**Written problem:** Which lines hold the string "Output"? Copy every one of them.

**Material to process:**
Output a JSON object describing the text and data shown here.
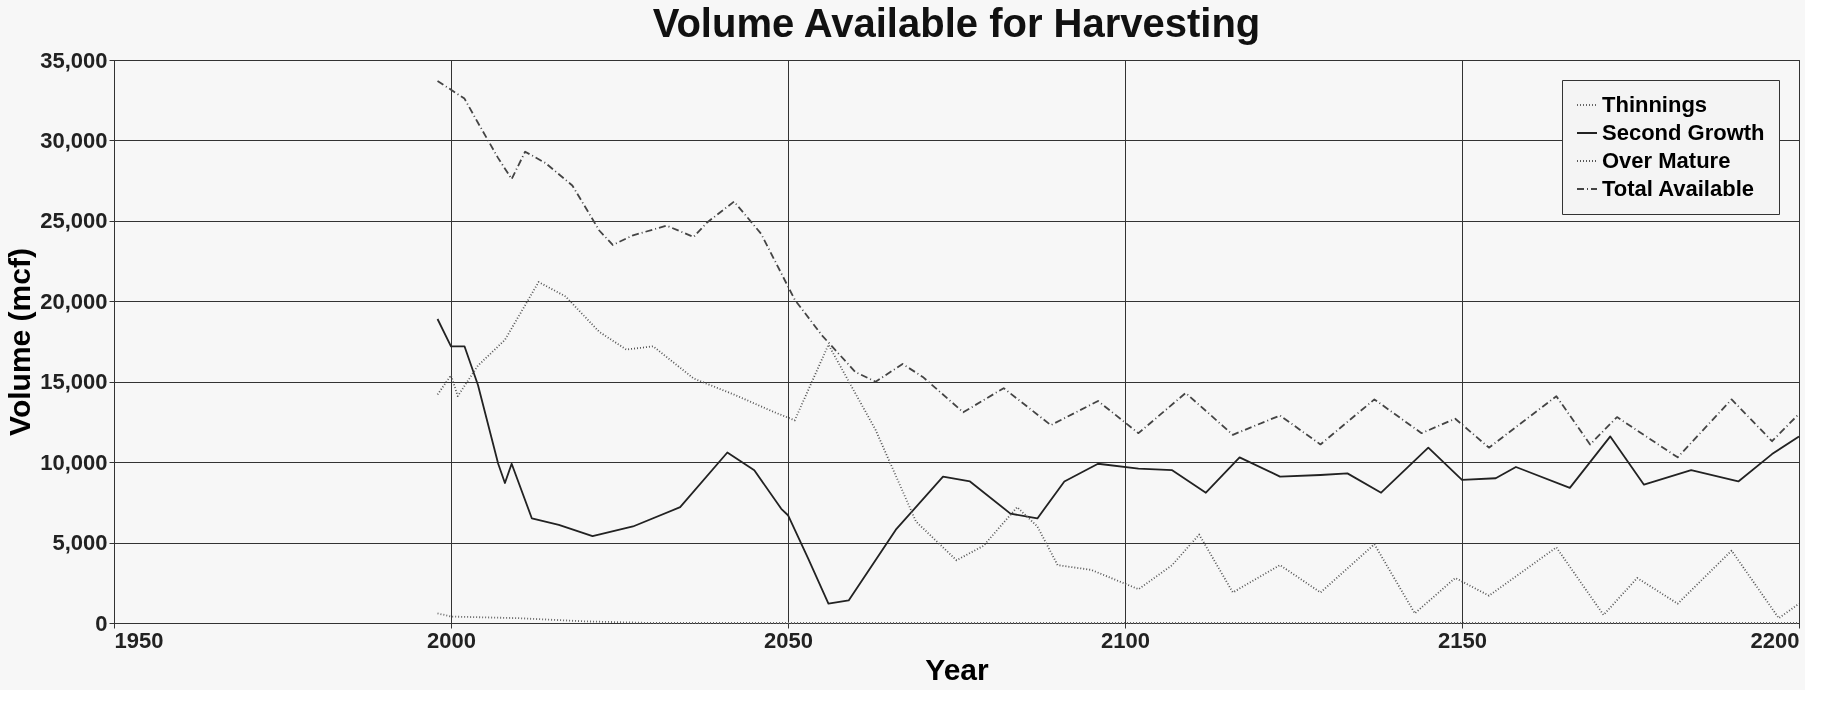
{
  "chart_data": {
    "type": "line",
    "title": "Volume Available for Harvesting",
    "xlabel": "Year",
    "ylabel": "Volume (mcf)",
    "xlim": [
      1950,
      2200
    ],
    "xticks": [
      1950,
      2000,
      2050,
      2100,
      2150,
      2200
    ],
    "ylim": [
      0,
      35000
    ],
    "yticks": [
      {
        "value": 0,
        "label": "0"
      },
      {
        "value": 5000,
        "label": "5,000"
      },
      {
        "value": 10000,
        "label": "10,000"
      },
      {
        "value": 15000,
        "label": "15,000"
      },
      {
        "value": 20000,
        "label": "20,000"
      },
      {
        "value": 25000,
        "label": "25,000"
      },
      {
        "value": 30000,
        "label": "30,000"
      },
      {
        "value": 35000,
        "label": "35,000"
      }
    ],
    "grid": true,
    "legend": "top right",
    "series": [
      {
        "name": "Thinnings",
        "color": "#666666",
        "line_style": "dotted",
        "x": [
          1998,
          2000,
          2005,
          2010,
          2015,
          2020,
          2030,
          2050,
          2100,
          2150,
          2200
        ],
        "values": [
          600,
          400,
          350,
          300,
          200,
          100,
          0,
          0,
          0,
          0,
          0
        ]
      },
      {
        "name": "Second Growth",
        "color": "#222222",
        "line_style": "solid",
        "x": [
          1998,
          2000,
          2002,
          2004,
          2007,
          2008,
          2009,
          2012,
          2016,
          2021,
          2023,
          2027,
          2034,
          2041,
          2045,
          2049,
          2050,
          2053,
          2056,
          2059,
          2066,
          2073,
          2077,
          2083,
          2087,
          2091,
          2096,
          2102,
          2107,
          2112,
          2117,
          2123,
          2129,
          2133,
          2138,
          2145,
          2150,
          2155,
          2158,
          2166,
          2172,
          2177,
          2184,
          2191,
          2196,
          2200
        ],
        "values": [
          18900,
          17200,
          17200,
          14800,
          9900,
          8700,
          9900,
          6500,
          6100,
          5400,
          5600,
          6000,
          7200,
          10600,
          9500,
          7100,
          6700,
          4000,
          1200,
          1400,
          5800,
          9100,
          8800,
          6800,
          6500,
          8800,
          9900,
          9600,
          9500,
          8100,
          10300,
          9100,
          9200,
          9300,
          8100,
          10900,
          8900,
          9000,
          9700,
          8400,
          11600,
          8600,
          9500,
          8800,
          10500,
          11600
        ]
      },
      {
        "name": "Over Mature",
        "color": "#555555",
        "line_style": "dotted",
        "x": [
          1998,
          2000,
          2001,
          2004,
          2008,
          2013,
          2017,
          2022,
          2026,
          2030,
          2036,
          2042,
          2048,
          2051,
          2056,
          2063,
          2069,
          2075,
          2079,
          2084,
          2087,
          2090,
          2095,
          2102,
          2107,
          2111,
          2116,
          2123,
          2129,
          2137,
          2143,
          2149,
          2154,
          2164,
          2171,
          2176,
          2182,
          2190,
          2197,
          2200
        ],
        "values": [
          14200,
          15400,
          14100,
          16000,
          17600,
          21200,
          20300,
          18100,
          17000,
          17200,
          15200,
          14200,
          13100,
          12600,
          17300,
          12000,
          6300,
          3900,
          4800,
          7200,
          6000,
          3600,
          3300,
          2100,
          3600,
          5500,
          1900,
          3600,
          1900,
          4900,
          600,
          2800,
          1700,
          4700,
          500,
          2800,
          1200,
          4500,
          300,
          1200
        ]
      },
      {
        "name": "Total Available",
        "color": "#444444",
        "line_style": "dashed",
        "x": [
          1998,
          2002,
          2004,
          2007,
          2009,
          2011,
          2014,
          2018,
          2022,
          2024,
          2027,
          2032,
          2036,
          2038,
          2042,
          2046,
          2051,
          2055,
          2060,
          2063,
          2067,
          2070,
          2076,
          2082,
          2089,
          2096,
          2102,
          2109,
          2116,
          2123,
          2129,
          2137,
          2144,
          2149,
          2154,
          2164,
          2169,
          2173,
          2182,
          2190,
          2196,
          2200
        ],
        "values": [
          33700,
          32600,
          31100,
          28900,
          27600,
          29300,
          28600,
          27200,
          24400,
          23500,
          24100,
          24700,
          24000,
          24900,
          26200,
          24200,
          20100,
          17900,
          15600,
          15000,
          16100,
          15300,
          13100,
          14600,
          12300,
          13800,
          11800,
          14300,
          11700,
          12900,
          11100,
          13900,
          11800,
          12700,
          10900,
          14100,
          11100,
          12800,
          10300,
          13900,
          11300,
          13000
        ]
      }
    ]
  }
}
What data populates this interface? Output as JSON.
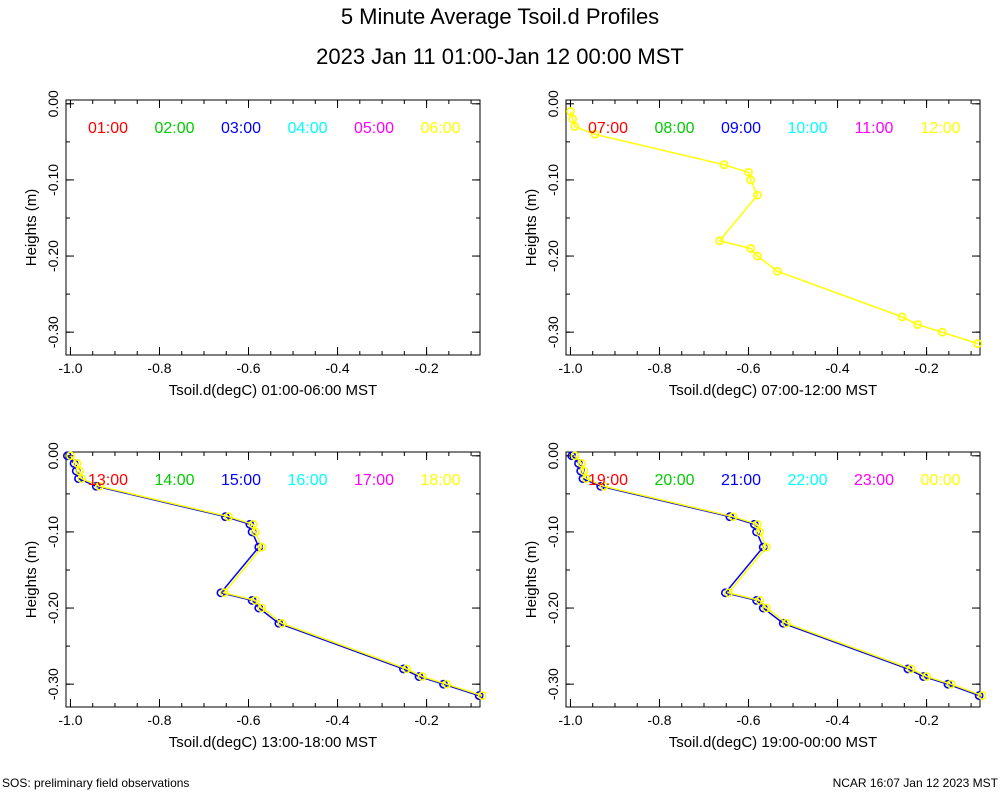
{
  "title": "5 Minute Average Tsoil.d Profiles",
  "subtitle": "2023 Jan 11 01:00-Jan 12 00:00 MST",
  "footer_left": "SOS: preliminary field observations",
  "footer_right": "NCAR 16:07 Jan 12 2023 MST",
  "chart_data": [
    {
      "type": "line",
      "xlabel": "Tsoil.d(degC) 01:00-06:00 MST",
      "ylabel": "Heights (m)",
      "xlim": [
        -1.01,
        -0.08
      ],
      "ylim": [
        -0.33,
        0.005
      ],
      "xticks": [
        "-1.0",
        "-0.8",
        "-0.6",
        "-0.4",
        "-0.2"
      ],
      "yticks": [
        "0.00",
        "-0.10",
        "-0.20",
        "-0.30"
      ],
      "legend": [
        "01:00",
        "02:00",
        "03:00",
        "04:00",
        "05:00",
        "06:00"
      ],
      "series": []
    },
    {
      "type": "line",
      "xlabel": "Tsoil.d(degC) 07:00-12:00 MST",
      "ylabel": "Heights (m)",
      "xlim": [
        -1.01,
        -0.08
      ],
      "ylim": [
        -0.33,
        0.005
      ],
      "xticks": [
        "-1.0",
        "-0.8",
        "-0.6",
        "-0.4",
        "-0.2"
      ],
      "yticks": [
        "0.00",
        "-0.10",
        "-0.20",
        "-0.30"
      ],
      "legend": [
        "07:00",
        "08:00",
        "09:00",
        "10:00",
        "11:00",
        "12:00"
      ],
      "series": [
        {
          "name": "12:00",
          "color": "#ffff00",
          "x": [
            -1.0,
            -0.995,
            -0.99,
            -0.945,
            -0.655,
            -0.6,
            -0.595,
            -0.58,
            -0.665,
            -0.595,
            -0.58,
            -0.535,
            -0.255,
            -0.22,
            -0.165,
            -0.085
          ],
          "y": [
            -0.01,
            -0.02,
            -0.03,
            -0.04,
            -0.08,
            -0.09,
            -0.1,
            -0.12,
            -0.18,
            -0.19,
            -0.2,
            -0.22,
            -0.28,
            -0.29,
            -0.3,
            -0.315
          ]
        }
      ]
    },
    {
      "type": "line",
      "xlabel": "Tsoil.d(degC) 13:00-18:00 MST",
      "ylabel": "Heights (m)",
      "xlim": [
        -1.01,
        -0.08
      ],
      "ylim": [
        -0.33,
        0.005
      ],
      "xticks": [
        "-1.0",
        "-0.8",
        "-0.6",
        "-0.4",
        "-0.2"
      ],
      "yticks": [
        "0.00",
        "-0.10",
        "-0.20",
        "-0.30"
      ],
      "legend": [
        "13:00",
        "14:00",
        "15:00",
        "16:00",
        "17:00",
        "18:00"
      ],
      "series": [
        {
          "name": "17:00",
          "color": "#0000ff",
          "x": [
            -1.007,
            -0.992,
            -0.987,
            -0.982,
            -0.942,
            -0.652,
            -0.597,
            -0.592,
            -0.577,
            -0.662,
            -0.592,
            -0.577,
            -0.532,
            -0.252,
            -0.217,
            -0.162,
            -0.082
          ],
          "y": [
            0.0,
            -0.01,
            -0.02,
            -0.03,
            -0.04,
            -0.08,
            -0.09,
            -0.1,
            -0.12,
            -0.18,
            -0.19,
            -0.2,
            -0.22,
            -0.28,
            -0.29,
            -0.3,
            -0.315
          ]
        },
        {
          "name": "18:00",
          "color": "#ffff00",
          "x": [
            -1.0,
            -0.985,
            -0.98,
            -0.975,
            -0.935,
            -0.645,
            -0.59,
            -0.585,
            -0.57,
            -0.655,
            -0.585,
            -0.57,
            -0.525,
            -0.245,
            -0.21,
            -0.155,
            -0.075
          ],
          "y": [
            0.0,
            -0.01,
            -0.02,
            -0.03,
            -0.04,
            -0.08,
            -0.09,
            -0.1,
            -0.12,
            -0.18,
            -0.19,
            -0.2,
            -0.22,
            -0.28,
            -0.29,
            -0.3,
            -0.315
          ]
        }
      ]
    },
    {
      "type": "line",
      "xlabel": "Tsoil.d(degC) 19:00-00:00 MST",
      "ylabel": "Heights (m)",
      "xlim": [
        -1.01,
        -0.08
      ],
      "ylim": [
        -0.33,
        0.005
      ],
      "xticks": [
        "-1.0",
        "-0.8",
        "-0.6",
        "-0.4",
        "-0.2"
      ],
      "yticks": [
        "0.00",
        "-0.10",
        "-0.20",
        "-0.30"
      ],
      "legend": [
        "19:00",
        "20:00",
        "21:00",
        "22:00",
        "23:00",
        "00:00"
      ],
      "series": [
        {
          "name": "23:00",
          "color": "#0000ff",
          "x": [
            -0.997,
            -0.982,
            -0.977,
            -0.972,
            -0.932,
            -0.642,
            -0.587,
            -0.582,
            -0.567,
            -0.652,
            -0.582,
            -0.567,
            -0.522,
            -0.242,
            -0.207,
            -0.152,
            -0.082
          ],
          "y": [
            0.0,
            -0.01,
            -0.02,
            -0.03,
            -0.04,
            -0.08,
            -0.09,
            -0.1,
            -0.12,
            -0.18,
            -0.19,
            -0.2,
            -0.22,
            -0.28,
            -0.29,
            -0.3,
            -0.315
          ]
        },
        {
          "name": "00:00",
          "color": "#ffff00",
          "x": [
            -0.99,
            -0.975,
            -0.97,
            -0.965,
            -0.925,
            -0.635,
            -0.58,
            -0.575,
            -0.56,
            -0.645,
            -0.575,
            -0.56,
            -0.515,
            -0.235,
            -0.2,
            -0.145,
            -0.075
          ],
          "y": [
            0.0,
            -0.01,
            -0.02,
            -0.03,
            -0.04,
            -0.08,
            -0.09,
            -0.1,
            -0.12,
            -0.18,
            -0.19,
            -0.2,
            -0.22,
            -0.28,
            -0.29,
            -0.3,
            -0.315
          ]
        }
      ]
    }
  ],
  "legend_colors": [
    "#ff0000",
    "#00cc00",
    "#0000ff",
    "#00ffff",
    "#ff00ff",
    "#ffff00"
  ]
}
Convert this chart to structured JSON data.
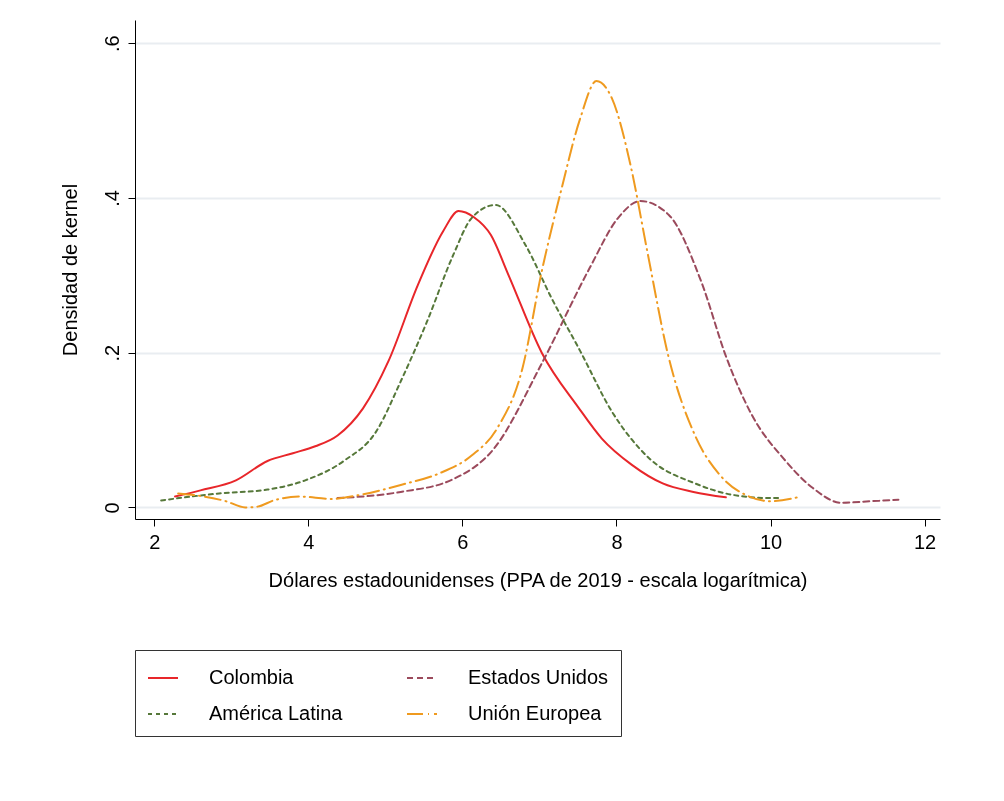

**Solution to the problem:**
Output a JSON object describing the text and data shown here.
What data populates this interface? Output as JSON.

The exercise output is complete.